▸ What to produce: Find the word "correlation" in the listing below, then return every line it appears in.
** Opening Dataset block **
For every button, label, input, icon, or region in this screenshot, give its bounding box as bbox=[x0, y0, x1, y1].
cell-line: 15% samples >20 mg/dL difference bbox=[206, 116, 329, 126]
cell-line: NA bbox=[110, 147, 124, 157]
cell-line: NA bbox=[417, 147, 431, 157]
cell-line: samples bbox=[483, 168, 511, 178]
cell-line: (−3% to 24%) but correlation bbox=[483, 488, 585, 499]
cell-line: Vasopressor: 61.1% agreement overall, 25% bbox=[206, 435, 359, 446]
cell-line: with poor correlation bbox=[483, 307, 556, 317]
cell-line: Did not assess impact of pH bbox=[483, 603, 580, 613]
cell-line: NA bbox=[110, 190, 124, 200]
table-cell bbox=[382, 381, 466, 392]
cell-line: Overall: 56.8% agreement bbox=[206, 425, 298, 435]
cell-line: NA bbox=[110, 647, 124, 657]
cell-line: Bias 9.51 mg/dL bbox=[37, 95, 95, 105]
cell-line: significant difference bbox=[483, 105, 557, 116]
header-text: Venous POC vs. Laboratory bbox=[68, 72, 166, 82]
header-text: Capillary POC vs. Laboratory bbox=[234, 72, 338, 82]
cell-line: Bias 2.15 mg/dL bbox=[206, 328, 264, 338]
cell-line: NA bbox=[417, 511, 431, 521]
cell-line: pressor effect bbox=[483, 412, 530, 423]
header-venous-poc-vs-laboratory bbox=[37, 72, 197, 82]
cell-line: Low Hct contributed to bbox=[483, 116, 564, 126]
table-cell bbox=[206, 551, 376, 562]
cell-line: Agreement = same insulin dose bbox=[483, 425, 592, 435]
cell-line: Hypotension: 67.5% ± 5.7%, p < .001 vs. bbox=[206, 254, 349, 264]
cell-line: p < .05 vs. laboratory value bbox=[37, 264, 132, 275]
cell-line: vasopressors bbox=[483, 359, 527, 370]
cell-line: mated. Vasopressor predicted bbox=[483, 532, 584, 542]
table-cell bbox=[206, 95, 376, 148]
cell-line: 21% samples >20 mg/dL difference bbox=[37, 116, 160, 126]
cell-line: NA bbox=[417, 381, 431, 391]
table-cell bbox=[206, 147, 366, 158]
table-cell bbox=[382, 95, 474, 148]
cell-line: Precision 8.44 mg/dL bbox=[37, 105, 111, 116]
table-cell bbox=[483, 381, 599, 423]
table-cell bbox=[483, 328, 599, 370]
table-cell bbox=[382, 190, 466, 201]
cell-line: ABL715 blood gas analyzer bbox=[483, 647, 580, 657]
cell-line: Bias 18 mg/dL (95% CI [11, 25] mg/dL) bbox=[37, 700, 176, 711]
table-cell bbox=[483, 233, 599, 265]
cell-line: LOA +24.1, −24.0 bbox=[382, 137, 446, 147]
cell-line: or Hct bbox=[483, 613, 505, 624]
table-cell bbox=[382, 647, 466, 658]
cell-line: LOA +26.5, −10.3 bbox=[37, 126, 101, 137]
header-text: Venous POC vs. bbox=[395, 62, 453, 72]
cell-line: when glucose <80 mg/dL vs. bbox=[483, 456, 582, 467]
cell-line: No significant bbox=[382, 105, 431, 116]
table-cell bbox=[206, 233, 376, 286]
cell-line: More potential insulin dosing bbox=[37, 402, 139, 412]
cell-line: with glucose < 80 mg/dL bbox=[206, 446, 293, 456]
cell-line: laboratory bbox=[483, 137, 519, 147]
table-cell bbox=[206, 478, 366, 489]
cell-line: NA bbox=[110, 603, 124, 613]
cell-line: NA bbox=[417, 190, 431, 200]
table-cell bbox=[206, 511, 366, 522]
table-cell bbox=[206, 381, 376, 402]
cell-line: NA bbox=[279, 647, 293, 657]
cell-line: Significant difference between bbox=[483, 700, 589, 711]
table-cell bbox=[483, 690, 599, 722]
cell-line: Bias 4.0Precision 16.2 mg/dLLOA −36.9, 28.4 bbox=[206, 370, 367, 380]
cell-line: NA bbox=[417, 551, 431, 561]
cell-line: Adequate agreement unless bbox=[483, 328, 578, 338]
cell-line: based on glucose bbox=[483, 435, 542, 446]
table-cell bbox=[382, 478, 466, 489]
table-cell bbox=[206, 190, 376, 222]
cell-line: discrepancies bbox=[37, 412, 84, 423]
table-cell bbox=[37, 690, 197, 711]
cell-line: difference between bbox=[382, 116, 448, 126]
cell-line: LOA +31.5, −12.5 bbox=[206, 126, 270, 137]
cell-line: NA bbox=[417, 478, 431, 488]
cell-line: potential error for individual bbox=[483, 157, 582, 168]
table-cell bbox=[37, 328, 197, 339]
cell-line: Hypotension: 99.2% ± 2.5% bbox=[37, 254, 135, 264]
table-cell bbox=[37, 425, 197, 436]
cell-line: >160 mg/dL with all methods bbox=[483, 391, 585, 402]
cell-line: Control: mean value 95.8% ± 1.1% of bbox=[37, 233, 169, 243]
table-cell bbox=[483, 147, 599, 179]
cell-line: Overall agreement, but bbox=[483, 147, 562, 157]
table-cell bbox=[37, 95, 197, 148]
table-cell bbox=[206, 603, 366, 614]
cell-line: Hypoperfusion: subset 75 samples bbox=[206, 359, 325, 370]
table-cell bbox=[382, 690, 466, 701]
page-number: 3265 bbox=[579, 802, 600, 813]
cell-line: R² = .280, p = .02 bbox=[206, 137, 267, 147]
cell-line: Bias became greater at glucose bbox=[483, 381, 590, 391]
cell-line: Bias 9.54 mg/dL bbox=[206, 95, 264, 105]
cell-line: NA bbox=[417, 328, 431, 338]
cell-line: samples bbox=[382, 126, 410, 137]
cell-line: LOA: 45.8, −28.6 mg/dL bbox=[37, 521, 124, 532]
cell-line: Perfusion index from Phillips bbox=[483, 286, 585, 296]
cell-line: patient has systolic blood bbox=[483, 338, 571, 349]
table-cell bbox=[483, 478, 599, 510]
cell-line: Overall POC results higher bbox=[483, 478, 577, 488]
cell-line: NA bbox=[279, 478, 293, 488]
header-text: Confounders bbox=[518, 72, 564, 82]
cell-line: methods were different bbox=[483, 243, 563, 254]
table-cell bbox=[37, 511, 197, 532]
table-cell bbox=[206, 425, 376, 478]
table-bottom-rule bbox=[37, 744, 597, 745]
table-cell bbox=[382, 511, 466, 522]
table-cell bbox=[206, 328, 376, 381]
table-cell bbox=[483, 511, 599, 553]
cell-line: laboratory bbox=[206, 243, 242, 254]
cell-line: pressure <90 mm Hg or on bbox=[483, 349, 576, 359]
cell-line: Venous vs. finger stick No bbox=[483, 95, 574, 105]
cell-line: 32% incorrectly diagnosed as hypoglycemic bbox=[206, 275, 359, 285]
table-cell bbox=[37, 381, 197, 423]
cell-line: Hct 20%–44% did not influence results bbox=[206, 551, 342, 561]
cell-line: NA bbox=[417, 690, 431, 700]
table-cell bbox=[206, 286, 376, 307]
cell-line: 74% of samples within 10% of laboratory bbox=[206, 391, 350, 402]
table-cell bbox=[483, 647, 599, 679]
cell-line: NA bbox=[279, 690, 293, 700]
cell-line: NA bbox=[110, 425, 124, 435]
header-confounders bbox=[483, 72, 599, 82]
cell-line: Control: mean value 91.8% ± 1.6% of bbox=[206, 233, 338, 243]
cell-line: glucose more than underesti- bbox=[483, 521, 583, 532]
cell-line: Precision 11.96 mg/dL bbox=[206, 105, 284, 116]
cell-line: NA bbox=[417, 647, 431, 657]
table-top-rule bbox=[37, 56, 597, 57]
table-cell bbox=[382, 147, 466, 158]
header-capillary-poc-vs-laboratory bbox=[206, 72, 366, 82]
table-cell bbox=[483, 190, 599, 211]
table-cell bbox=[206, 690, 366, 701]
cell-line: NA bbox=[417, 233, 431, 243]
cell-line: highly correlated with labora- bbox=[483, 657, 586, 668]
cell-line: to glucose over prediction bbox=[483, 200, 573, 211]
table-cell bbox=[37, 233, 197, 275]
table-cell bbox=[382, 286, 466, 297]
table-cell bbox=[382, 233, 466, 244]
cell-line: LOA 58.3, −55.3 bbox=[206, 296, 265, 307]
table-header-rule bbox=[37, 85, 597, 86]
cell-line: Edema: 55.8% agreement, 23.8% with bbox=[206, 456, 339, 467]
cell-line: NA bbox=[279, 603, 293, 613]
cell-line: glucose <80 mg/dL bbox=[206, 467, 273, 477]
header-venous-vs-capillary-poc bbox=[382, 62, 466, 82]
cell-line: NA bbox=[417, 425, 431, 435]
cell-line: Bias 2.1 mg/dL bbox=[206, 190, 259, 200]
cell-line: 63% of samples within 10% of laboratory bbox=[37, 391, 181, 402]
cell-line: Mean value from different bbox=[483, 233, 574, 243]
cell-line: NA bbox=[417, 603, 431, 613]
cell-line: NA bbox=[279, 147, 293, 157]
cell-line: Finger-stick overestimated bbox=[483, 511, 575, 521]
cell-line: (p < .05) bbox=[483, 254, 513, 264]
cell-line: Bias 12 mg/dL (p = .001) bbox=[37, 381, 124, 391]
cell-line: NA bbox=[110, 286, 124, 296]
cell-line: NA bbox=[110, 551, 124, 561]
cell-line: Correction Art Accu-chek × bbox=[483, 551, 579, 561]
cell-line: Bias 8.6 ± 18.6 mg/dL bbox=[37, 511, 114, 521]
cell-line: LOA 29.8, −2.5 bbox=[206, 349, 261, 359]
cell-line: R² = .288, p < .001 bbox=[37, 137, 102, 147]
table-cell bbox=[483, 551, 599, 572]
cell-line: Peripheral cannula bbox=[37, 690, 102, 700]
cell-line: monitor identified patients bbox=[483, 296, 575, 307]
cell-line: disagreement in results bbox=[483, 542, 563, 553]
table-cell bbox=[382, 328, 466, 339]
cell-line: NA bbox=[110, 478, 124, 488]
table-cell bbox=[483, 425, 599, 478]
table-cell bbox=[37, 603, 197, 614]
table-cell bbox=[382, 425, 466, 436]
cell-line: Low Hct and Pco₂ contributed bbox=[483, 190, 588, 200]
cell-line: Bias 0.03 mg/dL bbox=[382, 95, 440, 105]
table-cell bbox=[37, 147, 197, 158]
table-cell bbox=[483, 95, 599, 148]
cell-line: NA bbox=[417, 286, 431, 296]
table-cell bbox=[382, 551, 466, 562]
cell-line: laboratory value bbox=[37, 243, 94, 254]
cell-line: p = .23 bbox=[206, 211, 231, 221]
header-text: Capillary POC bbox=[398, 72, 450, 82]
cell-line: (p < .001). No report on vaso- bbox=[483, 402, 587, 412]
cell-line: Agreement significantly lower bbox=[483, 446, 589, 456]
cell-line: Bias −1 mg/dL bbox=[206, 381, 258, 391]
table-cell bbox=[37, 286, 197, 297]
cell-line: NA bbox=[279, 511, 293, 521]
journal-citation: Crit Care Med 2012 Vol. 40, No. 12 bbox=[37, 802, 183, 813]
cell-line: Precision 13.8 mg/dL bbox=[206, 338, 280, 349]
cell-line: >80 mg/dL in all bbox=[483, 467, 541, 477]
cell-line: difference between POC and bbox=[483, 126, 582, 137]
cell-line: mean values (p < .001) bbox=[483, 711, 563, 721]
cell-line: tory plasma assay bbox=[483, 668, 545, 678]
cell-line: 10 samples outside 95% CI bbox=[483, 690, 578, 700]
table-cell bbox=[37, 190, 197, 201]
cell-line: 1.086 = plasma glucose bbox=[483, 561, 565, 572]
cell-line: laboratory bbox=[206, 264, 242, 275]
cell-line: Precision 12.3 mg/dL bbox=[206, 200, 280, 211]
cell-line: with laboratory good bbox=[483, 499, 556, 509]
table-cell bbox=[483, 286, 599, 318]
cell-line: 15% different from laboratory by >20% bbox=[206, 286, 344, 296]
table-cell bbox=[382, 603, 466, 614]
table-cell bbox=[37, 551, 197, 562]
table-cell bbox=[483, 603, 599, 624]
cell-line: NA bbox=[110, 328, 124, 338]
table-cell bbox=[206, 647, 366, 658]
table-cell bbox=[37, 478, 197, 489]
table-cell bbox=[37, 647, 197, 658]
** Closing Dataset block **
▸ Your solution:
cell-line: (−3% to 24%) but correlation bbox=[483, 488, 585, 499]
cell-line: with poor correlation bbox=[483, 307, 556, 317]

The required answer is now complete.